### Dataset records
+++
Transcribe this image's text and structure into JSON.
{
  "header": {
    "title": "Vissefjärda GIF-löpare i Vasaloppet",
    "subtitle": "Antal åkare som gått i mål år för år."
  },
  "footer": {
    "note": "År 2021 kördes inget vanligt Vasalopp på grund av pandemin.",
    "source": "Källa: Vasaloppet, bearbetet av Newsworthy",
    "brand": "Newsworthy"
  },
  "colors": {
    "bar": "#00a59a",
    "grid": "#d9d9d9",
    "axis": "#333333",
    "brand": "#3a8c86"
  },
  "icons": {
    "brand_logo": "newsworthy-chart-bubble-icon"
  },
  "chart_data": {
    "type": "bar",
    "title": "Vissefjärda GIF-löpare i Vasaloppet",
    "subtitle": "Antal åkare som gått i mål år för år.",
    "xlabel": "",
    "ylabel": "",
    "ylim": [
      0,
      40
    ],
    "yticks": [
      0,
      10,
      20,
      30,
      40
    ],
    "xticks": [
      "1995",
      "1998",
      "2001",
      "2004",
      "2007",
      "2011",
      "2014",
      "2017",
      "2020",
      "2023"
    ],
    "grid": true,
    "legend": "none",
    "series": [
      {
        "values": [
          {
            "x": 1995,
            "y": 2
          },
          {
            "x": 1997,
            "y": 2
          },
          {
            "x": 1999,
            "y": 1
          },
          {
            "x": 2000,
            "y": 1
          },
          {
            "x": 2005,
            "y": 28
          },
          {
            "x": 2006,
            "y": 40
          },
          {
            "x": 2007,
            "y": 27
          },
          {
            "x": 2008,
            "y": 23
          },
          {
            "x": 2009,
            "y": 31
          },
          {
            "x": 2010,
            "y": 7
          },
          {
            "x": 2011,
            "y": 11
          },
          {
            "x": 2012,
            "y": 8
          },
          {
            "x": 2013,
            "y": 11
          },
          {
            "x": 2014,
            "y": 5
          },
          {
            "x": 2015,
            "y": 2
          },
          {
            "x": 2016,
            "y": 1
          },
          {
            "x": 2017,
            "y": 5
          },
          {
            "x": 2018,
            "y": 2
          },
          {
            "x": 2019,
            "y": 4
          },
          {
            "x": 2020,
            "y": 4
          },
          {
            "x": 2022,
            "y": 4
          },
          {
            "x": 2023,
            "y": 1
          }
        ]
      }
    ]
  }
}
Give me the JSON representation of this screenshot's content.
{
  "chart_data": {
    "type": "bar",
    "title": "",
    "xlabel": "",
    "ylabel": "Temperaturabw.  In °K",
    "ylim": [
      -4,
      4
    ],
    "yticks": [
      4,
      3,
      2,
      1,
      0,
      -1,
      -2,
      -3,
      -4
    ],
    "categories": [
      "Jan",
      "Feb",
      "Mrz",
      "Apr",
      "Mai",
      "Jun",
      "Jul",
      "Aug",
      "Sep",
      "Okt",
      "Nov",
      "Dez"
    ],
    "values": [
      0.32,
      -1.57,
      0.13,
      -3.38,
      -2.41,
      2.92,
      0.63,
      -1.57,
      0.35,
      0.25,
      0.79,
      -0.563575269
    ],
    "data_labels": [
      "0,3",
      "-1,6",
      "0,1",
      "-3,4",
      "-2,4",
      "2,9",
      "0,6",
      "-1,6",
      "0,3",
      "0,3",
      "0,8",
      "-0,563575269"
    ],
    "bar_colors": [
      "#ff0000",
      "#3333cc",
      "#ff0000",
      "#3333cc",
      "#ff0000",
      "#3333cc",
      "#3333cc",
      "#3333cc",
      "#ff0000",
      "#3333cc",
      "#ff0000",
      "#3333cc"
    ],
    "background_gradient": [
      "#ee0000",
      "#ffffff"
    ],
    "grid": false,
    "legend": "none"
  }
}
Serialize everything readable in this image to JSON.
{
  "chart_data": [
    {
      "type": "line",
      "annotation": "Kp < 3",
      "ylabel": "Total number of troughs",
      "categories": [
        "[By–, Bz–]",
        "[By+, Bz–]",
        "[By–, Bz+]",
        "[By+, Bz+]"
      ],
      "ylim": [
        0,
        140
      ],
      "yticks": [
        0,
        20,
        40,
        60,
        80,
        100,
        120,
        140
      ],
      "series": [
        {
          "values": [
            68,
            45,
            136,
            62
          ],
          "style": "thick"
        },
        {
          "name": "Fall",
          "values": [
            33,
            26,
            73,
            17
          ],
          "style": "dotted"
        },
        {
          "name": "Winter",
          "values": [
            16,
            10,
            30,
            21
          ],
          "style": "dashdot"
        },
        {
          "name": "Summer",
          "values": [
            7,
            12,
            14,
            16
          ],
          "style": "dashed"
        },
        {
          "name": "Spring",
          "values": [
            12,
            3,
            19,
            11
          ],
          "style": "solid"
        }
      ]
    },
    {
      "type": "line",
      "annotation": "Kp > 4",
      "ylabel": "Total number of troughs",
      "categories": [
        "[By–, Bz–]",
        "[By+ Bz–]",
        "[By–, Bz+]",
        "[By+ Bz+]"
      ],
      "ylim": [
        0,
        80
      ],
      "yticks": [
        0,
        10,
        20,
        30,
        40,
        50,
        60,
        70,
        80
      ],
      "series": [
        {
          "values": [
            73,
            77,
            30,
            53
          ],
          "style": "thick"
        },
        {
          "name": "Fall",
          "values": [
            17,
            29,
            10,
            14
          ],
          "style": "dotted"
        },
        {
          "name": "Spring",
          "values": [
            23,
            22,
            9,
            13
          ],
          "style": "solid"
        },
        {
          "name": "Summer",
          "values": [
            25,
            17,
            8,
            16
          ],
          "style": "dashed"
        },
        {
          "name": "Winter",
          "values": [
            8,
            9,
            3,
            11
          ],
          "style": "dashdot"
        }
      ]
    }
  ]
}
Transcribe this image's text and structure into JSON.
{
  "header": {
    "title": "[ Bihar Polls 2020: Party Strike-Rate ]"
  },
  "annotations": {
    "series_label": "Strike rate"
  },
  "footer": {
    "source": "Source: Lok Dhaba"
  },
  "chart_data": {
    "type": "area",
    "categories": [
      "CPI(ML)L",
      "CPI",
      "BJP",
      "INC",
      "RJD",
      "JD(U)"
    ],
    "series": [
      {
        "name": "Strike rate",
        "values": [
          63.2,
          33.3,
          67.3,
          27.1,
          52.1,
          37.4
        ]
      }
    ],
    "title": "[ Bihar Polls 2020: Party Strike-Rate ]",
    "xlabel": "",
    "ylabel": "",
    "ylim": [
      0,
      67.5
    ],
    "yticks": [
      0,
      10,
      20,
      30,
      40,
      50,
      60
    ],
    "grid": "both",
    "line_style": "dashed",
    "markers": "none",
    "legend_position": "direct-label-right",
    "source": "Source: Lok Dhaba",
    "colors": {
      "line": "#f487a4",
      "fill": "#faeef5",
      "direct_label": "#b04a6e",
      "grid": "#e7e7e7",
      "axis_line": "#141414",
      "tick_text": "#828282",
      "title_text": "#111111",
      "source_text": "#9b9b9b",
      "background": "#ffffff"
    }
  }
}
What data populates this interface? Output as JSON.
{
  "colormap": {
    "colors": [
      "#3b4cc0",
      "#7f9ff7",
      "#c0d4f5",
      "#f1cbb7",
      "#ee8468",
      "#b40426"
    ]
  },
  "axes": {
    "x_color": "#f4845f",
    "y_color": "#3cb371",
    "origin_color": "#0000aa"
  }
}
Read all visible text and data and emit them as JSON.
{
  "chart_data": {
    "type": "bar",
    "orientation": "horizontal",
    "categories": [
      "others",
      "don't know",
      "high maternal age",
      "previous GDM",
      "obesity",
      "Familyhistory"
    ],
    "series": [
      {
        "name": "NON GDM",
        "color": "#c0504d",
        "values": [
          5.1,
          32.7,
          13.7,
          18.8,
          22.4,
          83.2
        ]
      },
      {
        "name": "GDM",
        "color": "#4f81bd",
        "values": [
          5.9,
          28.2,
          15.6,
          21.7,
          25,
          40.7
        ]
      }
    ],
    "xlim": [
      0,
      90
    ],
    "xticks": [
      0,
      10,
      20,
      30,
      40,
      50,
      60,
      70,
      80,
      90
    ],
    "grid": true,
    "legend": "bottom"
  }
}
+++
### Directive
Starting with the line that contains "What data populates", print each line through the last one in the listing. Include both end lines and add nothing.

### Finished exercise
What data populates this interface? Output as JSON.
{
  "colormap": {
    "colors": [
      "#3b4cc0",
      "#7f9ff7",
      "#c0d4f5",
      "#f1cbb7",
      "#ee8468",
      "#b40426"
    ]
  },
  "axes": {
    "x_color": "#f4845f",
    "y_color": "#3cb371",
    "origin_color": "#0000aa"
  }
}
Read all visible text and data and emit them as JSON.
{
  "chart_data": {
    "type": "bar",
    "orientation": "horizontal",
    "categories": [
      "others",
      "don't know",
      "high maternal age",
      "previous GDM",
      "obesity",
      "Familyhistory"
    ],
    "series": [
      {
        "name": "NON GDM",
        "color": "#c0504d",
        "values": [
          5.1,
          32.7,
          13.7,
          18.8,
          22.4,
          83.2
        ]
      },
      {
        "name": "GDM",
        "color": "#4f81bd",
        "values": [
          5.9,
          28.2,
          15.6,
          21.7,
          25,
          40.7
        ]
      }
    ],
    "xlim": [
      0,
      90
    ],
    "xticks": [
      0,
      10,
      20,
      30,
      40,
      50,
      60,
      70,
      80,
      90
    ],
    "grid": true,
    "legend": "bottom"
  }
}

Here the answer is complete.